Include in the output the line containing "What data populates" and each subsequent line of the records, through the end, transcribed exactly. Add nothing else.

>>

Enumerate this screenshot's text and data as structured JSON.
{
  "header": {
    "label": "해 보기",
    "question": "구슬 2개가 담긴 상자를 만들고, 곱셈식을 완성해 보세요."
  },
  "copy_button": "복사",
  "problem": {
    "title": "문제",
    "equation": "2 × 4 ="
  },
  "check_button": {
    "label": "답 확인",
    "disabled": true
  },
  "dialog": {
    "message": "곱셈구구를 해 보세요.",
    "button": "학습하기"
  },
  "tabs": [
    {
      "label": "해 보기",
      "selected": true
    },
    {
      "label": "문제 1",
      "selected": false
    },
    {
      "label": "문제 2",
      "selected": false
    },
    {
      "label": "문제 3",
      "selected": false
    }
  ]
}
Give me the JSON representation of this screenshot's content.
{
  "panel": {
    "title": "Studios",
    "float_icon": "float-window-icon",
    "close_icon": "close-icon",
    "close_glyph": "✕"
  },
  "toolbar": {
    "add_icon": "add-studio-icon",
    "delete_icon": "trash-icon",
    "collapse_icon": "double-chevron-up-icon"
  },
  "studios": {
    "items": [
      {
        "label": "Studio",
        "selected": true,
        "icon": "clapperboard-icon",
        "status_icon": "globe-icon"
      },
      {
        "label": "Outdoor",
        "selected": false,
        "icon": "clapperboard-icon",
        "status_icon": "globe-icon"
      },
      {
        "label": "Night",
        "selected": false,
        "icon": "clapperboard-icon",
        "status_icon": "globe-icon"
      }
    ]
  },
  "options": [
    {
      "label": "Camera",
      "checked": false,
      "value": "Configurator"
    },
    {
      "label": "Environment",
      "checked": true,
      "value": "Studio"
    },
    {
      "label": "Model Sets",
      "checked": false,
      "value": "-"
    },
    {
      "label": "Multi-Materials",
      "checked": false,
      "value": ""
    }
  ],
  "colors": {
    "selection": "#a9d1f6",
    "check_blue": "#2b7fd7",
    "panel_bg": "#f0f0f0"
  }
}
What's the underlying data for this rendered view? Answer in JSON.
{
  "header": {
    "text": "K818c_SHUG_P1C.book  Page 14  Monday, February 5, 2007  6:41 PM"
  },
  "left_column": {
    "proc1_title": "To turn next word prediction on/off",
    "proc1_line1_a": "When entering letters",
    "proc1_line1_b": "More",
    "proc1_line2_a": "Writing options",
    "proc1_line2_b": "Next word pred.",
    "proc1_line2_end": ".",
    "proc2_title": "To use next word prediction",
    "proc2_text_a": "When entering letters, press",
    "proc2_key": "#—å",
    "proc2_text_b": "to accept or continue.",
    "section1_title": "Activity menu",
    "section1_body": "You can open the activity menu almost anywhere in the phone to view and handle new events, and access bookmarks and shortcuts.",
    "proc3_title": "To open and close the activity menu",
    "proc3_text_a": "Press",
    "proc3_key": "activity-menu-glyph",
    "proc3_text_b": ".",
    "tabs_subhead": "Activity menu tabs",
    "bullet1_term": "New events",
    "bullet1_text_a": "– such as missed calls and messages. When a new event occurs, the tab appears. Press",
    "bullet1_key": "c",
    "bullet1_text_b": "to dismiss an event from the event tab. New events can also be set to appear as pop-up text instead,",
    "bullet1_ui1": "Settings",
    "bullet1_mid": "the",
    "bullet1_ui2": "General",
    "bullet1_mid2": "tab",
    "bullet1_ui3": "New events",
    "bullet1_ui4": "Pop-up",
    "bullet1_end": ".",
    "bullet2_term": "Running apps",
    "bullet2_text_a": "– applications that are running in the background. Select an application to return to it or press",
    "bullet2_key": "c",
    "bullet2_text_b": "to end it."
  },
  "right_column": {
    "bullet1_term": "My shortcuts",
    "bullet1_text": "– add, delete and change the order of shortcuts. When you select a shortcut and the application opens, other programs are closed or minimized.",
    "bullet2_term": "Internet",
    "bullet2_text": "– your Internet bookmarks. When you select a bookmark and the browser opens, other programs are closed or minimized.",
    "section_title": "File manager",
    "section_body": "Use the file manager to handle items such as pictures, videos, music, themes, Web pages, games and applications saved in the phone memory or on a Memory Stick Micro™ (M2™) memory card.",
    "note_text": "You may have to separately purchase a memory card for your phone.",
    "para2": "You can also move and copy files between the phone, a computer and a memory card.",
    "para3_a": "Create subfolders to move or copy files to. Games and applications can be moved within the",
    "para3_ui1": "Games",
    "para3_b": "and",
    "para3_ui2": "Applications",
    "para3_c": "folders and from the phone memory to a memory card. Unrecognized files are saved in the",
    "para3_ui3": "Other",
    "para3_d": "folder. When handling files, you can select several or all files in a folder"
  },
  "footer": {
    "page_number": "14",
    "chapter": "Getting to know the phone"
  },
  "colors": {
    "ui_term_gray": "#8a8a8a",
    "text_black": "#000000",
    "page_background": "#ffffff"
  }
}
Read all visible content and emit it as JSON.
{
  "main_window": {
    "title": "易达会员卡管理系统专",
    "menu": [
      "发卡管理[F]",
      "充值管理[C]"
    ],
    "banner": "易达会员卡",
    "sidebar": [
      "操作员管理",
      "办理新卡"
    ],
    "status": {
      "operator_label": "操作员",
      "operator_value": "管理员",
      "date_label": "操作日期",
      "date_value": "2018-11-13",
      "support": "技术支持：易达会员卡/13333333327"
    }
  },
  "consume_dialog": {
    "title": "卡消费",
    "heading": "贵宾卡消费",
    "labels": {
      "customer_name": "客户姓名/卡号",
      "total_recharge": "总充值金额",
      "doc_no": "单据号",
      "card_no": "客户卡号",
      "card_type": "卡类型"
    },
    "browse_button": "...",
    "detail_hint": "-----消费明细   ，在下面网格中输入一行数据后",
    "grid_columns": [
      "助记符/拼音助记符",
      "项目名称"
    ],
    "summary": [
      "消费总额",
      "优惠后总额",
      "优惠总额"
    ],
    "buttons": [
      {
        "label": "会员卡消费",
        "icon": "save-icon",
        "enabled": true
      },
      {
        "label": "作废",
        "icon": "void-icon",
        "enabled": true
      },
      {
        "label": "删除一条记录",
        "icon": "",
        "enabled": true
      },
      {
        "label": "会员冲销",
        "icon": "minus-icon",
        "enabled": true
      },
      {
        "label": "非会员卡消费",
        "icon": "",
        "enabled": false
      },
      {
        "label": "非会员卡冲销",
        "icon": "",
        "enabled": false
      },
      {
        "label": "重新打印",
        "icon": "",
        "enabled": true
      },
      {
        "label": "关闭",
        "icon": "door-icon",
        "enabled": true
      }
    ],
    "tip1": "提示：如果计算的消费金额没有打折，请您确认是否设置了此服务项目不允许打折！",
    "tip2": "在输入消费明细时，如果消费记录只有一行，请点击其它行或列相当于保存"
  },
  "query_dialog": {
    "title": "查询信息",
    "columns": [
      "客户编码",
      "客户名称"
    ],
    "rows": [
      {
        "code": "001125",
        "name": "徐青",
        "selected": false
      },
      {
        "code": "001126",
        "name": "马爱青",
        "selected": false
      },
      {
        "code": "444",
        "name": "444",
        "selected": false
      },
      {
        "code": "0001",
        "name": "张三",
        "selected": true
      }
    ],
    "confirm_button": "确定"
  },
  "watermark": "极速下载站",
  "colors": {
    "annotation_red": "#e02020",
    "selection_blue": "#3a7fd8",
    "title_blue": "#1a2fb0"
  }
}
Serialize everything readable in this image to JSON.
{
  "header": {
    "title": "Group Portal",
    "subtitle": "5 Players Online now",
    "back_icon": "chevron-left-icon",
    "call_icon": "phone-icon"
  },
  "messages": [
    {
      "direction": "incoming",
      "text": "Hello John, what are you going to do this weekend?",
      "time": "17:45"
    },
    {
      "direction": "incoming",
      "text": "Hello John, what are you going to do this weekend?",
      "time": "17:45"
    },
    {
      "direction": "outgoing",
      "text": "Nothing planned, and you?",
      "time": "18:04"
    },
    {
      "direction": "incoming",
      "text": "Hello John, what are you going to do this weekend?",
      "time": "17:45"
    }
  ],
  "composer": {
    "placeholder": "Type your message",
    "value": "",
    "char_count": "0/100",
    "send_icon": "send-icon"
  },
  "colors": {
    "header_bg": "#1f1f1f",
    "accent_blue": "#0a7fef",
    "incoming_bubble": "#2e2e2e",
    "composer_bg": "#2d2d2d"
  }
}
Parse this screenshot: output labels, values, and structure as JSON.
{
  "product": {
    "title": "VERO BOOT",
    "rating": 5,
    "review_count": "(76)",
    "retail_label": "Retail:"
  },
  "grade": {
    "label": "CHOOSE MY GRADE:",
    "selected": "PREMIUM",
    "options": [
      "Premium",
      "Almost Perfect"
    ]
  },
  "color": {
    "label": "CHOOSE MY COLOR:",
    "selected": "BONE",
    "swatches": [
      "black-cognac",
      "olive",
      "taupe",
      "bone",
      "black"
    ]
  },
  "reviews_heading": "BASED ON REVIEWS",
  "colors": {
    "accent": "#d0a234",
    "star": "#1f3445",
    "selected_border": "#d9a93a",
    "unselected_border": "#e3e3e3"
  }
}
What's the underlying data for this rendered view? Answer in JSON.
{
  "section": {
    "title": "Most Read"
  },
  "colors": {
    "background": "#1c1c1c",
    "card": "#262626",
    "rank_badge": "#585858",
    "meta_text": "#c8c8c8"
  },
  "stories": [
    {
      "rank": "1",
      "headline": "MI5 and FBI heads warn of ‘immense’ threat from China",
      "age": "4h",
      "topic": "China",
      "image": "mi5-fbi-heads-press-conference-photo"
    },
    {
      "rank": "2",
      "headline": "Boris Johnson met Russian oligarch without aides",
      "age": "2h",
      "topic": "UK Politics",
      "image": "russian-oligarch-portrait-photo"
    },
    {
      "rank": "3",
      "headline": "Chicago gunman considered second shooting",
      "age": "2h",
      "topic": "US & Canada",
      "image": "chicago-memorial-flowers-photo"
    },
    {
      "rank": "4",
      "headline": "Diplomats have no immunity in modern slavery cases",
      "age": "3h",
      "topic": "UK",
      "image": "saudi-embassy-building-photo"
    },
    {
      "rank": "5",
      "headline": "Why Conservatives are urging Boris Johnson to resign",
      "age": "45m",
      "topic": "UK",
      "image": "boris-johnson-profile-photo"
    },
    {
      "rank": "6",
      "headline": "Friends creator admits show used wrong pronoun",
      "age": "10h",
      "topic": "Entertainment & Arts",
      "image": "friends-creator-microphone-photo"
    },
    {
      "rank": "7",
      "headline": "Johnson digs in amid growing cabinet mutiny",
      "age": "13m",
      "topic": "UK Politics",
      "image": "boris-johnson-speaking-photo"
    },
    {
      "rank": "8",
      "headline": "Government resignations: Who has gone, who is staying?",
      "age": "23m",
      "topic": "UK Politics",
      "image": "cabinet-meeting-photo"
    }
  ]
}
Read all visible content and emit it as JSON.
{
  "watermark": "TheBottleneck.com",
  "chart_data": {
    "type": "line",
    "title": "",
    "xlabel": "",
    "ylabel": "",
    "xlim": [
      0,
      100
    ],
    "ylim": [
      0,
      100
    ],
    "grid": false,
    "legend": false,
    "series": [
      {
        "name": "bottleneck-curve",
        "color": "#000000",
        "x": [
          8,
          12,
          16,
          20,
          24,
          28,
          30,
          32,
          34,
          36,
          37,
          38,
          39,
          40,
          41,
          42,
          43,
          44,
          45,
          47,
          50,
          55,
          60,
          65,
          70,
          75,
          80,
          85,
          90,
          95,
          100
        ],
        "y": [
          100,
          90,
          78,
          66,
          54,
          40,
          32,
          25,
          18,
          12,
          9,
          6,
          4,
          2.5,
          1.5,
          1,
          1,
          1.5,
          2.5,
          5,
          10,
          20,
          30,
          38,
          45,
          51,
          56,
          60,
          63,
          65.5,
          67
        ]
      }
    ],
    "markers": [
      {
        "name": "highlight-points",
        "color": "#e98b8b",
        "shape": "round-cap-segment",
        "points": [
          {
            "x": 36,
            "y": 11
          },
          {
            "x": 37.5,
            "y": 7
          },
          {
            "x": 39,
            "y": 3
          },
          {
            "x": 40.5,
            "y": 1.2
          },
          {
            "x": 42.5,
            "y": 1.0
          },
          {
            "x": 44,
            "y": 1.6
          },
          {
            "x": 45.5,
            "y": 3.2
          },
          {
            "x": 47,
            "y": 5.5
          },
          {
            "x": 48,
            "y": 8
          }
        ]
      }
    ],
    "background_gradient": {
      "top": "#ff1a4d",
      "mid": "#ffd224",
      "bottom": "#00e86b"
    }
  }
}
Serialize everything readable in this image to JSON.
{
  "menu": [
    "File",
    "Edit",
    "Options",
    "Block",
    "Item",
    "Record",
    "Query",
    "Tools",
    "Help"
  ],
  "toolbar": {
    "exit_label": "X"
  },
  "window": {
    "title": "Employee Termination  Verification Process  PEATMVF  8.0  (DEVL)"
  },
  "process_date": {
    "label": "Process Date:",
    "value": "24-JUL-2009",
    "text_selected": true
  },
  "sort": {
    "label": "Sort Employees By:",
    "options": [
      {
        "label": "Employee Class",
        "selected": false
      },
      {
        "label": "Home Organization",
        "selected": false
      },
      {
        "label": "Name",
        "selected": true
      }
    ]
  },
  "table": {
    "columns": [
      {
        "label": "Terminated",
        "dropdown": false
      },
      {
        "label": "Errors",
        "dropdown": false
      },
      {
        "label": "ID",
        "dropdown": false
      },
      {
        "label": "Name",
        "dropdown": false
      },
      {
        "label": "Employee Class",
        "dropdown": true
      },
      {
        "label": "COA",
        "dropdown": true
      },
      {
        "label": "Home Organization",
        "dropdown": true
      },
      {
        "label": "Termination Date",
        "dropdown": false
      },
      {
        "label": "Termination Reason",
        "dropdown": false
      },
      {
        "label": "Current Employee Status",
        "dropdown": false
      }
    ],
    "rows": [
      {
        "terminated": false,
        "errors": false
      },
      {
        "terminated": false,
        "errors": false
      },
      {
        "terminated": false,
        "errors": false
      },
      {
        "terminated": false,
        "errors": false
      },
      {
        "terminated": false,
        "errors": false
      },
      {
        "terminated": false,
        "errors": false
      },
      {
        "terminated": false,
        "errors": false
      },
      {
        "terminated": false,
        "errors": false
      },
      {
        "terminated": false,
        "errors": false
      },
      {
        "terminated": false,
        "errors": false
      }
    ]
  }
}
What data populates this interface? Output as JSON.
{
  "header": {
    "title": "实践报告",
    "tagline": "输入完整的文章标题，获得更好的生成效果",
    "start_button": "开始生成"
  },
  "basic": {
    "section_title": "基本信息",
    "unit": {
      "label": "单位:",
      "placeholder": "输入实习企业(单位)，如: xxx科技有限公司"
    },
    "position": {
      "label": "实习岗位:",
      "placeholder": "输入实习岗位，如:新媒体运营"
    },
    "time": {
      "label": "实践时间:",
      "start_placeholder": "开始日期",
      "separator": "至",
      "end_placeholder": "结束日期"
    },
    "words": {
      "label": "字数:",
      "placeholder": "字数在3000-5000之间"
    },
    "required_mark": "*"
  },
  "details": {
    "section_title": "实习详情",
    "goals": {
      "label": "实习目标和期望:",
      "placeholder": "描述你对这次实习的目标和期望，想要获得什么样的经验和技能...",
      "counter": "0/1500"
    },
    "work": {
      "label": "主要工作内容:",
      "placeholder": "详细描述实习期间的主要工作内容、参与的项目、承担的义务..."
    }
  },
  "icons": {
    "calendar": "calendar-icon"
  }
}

<<

» **SOLUTION BELOW**:
What data populates this interface? Output as JSON.
{
  "header": {
    "title": "实践报告",
    "tagline": "输入完整的文章标题，获得更好的生成效果",
    "start_button": "开始生成"
  },
  "basic": {
    "section_title": "基本信息",
    "unit": {
      "label": "单位:",
      "placeholder": "输入实习企业(单位)，如: xxx科技有限公司"
    },
    "position": {
      "label": "实习岗位:",
      "placeholder": "输入实习岗位，如:新媒体运营"
    },
    "time": {
      "label": "实践时间:",
      "start_placeholder": "开始日期",
      "separator": "至",
      "end_placeholder": "结束日期"
    },
    "words": {
      "label": "字数:",
      "placeholder": "字数在3000-5000之间"
    },
    "required_mark": "*"
  },
  "details": {
    "section_title": "实习详情",
    "goals": {
      "label": "实习目标和期望:",
      "placeholder": "描述你对这次实习的目标和期望，想要获得什么样的经验和技能...",
      "counter": "0/1500"
    },
    "work": {
      "label": "主要工作内容:",
      "placeholder": "详细描述实习期间的主要工作内容、参与的项目、承担的义务..."
    }
  },
  "icons": {
    "calendar": "calendar-icon"
  }
}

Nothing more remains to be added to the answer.